# Instruction
In your copy, leave out the pictures and repeat the entries below exactly.
— Start Material to process —
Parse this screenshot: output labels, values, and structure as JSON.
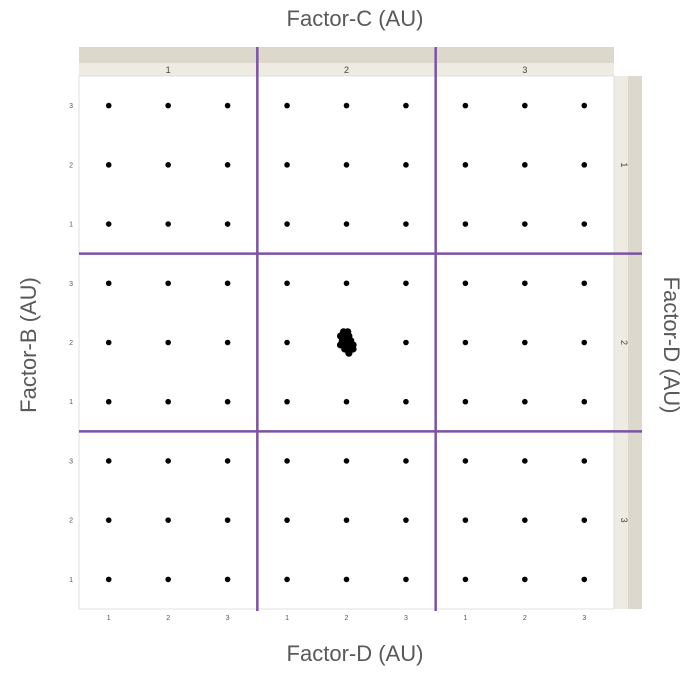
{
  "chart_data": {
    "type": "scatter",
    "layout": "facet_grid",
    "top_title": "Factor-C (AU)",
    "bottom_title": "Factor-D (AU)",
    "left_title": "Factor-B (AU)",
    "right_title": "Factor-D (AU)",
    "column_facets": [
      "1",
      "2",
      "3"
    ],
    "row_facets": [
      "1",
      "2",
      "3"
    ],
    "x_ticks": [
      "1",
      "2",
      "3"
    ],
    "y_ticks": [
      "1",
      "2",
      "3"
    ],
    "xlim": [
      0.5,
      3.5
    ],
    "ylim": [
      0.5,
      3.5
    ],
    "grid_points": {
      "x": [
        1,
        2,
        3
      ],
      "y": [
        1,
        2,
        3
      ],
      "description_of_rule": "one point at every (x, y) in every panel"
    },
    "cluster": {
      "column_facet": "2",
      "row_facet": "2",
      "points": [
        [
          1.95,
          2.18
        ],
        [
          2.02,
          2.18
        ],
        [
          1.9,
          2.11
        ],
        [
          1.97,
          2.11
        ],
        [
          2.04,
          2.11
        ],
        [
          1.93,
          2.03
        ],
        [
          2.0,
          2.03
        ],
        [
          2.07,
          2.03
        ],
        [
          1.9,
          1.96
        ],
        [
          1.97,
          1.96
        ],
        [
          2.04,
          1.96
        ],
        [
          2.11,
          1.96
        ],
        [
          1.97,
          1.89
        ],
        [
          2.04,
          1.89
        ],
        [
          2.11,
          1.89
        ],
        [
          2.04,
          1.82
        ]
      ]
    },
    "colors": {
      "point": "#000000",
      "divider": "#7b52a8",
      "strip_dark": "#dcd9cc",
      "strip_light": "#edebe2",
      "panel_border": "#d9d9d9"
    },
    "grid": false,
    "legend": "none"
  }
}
— End Material to process —
# Answer in full
Parse this screenshot: output labels, values, and structure as JSON.
{
  "chart_data": {
    "type": "scatter",
    "layout": "facet_grid",
    "top_title": "Factor-C (AU)",
    "bottom_title": "Factor-D (AU)",
    "left_title": "Factor-B (AU)",
    "right_title": "Factor-D (AU)",
    "column_facets": [
      "1",
      "2",
      "3"
    ],
    "row_facets": [
      "1",
      "2",
      "3"
    ],
    "x_ticks": [
      "1",
      "2",
      "3"
    ],
    "y_ticks": [
      "1",
      "2",
      "3"
    ],
    "xlim": [
      0.5,
      3.5
    ],
    "ylim": [
      0.5,
      3.5
    ],
    "grid_points": {
      "x": [
        1,
        2,
        3
      ],
      "y": [
        1,
        2,
        3
      ],
      "description_of_rule": "one point at every (x, y) in every panel"
    },
    "cluster": {
      "column_facet": "2",
      "row_facet": "2",
      "points": [
        [
          1.95,
          2.18
        ],
        [
          2.02,
          2.18
        ],
        [
          1.9,
          2.11
        ],
        [
          1.97,
          2.11
        ],
        [
          2.04,
          2.11
        ],
        [
          1.93,
          2.03
        ],
        [
          2.0,
          2.03
        ],
        [
          2.07,
          2.03
        ],
        [
          1.9,
          1.96
        ],
        [
          1.97,
          1.96
        ],
        [
          2.04,
          1.96
        ],
        [
          2.11,
          1.96
        ],
        [
          1.97,
          1.89
        ],
        [
          2.04,
          1.89
        ],
        [
          2.11,
          1.89
        ],
        [
          2.04,
          1.82
        ]
      ]
    },
    "colors": {
      "point": "#000000",
      "divider": "#7b52a8",
      "strip_dark": "#dcd9cc",
      "strip_light": "#edebe2",
      "panel_border": "#d9d9d9"
    },
    "grid": false,
    "legend": "none"
  }
}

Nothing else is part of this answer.